### Work instructions
For the entries below, how many lines include the word "accuracy"? Give the figure and nothing more.

### Entries taken from a collection
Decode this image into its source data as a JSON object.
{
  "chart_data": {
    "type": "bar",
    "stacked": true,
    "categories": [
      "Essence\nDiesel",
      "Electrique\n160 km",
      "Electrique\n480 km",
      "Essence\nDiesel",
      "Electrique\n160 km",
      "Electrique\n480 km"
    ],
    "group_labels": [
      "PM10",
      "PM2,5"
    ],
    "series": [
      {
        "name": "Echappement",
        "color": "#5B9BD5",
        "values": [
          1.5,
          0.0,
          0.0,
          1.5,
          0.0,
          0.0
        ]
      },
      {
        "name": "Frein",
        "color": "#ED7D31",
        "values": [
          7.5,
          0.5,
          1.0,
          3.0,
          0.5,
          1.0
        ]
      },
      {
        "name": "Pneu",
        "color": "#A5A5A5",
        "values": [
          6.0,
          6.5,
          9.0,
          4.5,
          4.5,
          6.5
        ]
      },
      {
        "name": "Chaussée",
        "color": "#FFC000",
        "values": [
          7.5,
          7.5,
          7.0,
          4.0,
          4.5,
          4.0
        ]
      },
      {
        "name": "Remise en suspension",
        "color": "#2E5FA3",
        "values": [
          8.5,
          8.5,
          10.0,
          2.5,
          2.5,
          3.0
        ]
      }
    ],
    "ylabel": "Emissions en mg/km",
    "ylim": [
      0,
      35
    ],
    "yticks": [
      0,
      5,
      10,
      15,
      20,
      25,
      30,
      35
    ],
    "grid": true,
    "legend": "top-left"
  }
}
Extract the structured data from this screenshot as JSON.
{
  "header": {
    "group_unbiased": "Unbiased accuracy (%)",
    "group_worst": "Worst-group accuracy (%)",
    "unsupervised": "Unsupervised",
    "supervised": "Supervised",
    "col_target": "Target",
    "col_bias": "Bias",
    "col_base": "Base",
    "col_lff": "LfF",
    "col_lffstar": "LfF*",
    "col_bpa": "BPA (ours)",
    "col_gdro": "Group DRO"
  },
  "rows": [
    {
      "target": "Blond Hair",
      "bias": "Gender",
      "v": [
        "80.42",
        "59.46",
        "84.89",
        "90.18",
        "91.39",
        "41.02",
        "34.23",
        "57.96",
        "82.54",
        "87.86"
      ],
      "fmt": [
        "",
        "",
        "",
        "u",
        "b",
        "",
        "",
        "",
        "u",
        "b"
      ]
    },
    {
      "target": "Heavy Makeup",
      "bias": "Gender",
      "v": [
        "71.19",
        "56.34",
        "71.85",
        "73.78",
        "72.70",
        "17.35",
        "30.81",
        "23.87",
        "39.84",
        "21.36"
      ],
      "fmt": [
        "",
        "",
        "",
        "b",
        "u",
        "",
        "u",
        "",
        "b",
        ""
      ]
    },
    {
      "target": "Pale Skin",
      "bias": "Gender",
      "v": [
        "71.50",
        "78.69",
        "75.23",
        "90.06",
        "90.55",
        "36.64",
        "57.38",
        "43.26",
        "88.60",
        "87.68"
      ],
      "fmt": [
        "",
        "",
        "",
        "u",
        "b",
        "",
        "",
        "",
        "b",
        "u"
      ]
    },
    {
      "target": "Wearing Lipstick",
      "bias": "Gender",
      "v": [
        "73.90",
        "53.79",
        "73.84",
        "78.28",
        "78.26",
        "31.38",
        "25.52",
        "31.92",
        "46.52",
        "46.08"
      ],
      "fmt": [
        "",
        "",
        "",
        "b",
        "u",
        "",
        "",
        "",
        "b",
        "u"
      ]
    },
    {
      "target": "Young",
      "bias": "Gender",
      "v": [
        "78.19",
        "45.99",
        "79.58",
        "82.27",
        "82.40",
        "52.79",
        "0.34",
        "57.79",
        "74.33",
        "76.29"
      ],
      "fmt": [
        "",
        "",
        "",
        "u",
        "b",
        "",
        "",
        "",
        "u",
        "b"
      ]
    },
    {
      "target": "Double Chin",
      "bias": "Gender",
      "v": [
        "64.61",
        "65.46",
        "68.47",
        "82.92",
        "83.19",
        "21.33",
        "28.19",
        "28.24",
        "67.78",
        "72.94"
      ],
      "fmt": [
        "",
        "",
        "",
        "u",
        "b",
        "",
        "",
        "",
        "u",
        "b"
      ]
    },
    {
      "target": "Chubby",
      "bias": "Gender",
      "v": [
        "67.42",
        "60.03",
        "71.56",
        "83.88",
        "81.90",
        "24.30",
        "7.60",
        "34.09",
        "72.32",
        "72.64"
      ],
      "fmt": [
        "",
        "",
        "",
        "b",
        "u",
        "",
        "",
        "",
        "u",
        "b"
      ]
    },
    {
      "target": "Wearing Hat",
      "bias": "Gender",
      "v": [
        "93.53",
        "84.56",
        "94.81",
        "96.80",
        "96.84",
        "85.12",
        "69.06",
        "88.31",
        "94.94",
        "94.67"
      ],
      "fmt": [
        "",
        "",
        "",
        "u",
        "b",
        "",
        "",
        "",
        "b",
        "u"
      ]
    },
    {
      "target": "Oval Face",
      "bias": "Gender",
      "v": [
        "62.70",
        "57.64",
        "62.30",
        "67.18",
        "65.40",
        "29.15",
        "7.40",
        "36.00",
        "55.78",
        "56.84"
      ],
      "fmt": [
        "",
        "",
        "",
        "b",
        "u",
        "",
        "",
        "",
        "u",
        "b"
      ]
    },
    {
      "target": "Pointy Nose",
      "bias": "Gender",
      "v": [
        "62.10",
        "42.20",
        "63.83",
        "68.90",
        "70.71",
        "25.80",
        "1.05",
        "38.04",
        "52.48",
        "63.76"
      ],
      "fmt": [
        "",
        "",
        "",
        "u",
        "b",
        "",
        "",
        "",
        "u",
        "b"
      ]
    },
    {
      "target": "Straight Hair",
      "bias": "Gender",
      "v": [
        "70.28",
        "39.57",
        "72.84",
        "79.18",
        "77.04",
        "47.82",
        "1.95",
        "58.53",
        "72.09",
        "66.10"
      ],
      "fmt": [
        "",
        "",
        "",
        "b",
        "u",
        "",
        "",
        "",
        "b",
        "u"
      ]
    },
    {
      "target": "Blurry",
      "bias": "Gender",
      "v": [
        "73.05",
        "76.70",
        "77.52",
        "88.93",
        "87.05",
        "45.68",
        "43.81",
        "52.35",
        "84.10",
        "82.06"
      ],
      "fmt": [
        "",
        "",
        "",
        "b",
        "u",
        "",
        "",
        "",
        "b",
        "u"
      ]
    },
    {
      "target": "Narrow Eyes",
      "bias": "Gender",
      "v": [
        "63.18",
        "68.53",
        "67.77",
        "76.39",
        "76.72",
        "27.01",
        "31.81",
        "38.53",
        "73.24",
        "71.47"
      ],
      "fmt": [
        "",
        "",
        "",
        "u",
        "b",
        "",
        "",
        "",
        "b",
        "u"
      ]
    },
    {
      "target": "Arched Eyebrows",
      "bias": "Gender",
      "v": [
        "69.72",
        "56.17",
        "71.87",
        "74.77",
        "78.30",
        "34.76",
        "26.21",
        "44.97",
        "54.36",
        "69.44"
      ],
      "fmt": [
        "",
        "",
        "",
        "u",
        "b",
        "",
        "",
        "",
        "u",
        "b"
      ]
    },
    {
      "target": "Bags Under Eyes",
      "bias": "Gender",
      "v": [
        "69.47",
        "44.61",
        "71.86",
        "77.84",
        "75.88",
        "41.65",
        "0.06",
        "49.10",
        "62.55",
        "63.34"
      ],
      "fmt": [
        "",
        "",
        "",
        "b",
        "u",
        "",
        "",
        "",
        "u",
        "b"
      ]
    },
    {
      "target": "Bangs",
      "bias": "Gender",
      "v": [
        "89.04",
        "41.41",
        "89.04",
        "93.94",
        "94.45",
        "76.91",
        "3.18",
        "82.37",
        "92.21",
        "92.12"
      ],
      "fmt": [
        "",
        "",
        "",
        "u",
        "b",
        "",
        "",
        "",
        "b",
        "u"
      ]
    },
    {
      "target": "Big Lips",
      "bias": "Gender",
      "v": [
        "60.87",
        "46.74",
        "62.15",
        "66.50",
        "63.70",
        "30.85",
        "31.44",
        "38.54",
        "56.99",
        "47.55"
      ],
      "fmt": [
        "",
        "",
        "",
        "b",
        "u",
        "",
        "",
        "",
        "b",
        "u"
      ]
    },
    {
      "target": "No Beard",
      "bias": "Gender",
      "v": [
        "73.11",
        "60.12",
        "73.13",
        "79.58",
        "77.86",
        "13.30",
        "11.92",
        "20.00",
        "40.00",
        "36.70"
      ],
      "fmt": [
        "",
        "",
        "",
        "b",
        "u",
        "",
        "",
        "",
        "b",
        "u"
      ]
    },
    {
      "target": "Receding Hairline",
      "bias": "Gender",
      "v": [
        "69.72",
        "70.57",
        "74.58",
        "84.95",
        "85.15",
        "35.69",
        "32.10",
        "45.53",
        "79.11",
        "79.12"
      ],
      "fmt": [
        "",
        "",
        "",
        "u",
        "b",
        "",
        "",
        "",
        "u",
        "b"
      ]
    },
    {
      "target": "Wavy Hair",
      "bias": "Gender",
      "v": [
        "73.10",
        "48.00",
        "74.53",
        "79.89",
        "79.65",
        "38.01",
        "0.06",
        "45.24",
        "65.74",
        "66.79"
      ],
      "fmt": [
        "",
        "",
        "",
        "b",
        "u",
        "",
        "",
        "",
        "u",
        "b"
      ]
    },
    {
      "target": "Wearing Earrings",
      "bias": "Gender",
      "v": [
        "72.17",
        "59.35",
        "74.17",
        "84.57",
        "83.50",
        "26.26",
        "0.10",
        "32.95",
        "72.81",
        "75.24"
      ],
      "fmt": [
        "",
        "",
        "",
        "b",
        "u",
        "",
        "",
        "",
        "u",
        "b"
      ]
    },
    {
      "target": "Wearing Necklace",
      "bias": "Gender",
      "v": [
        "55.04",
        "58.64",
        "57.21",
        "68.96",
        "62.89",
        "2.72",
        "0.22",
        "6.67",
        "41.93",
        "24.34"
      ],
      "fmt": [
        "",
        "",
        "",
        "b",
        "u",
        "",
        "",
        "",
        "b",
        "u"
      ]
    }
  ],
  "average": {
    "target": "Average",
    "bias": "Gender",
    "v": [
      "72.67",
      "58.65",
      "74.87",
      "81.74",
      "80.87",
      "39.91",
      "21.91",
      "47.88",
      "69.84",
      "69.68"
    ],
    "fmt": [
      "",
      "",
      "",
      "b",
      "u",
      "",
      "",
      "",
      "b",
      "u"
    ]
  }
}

### Expected answer
2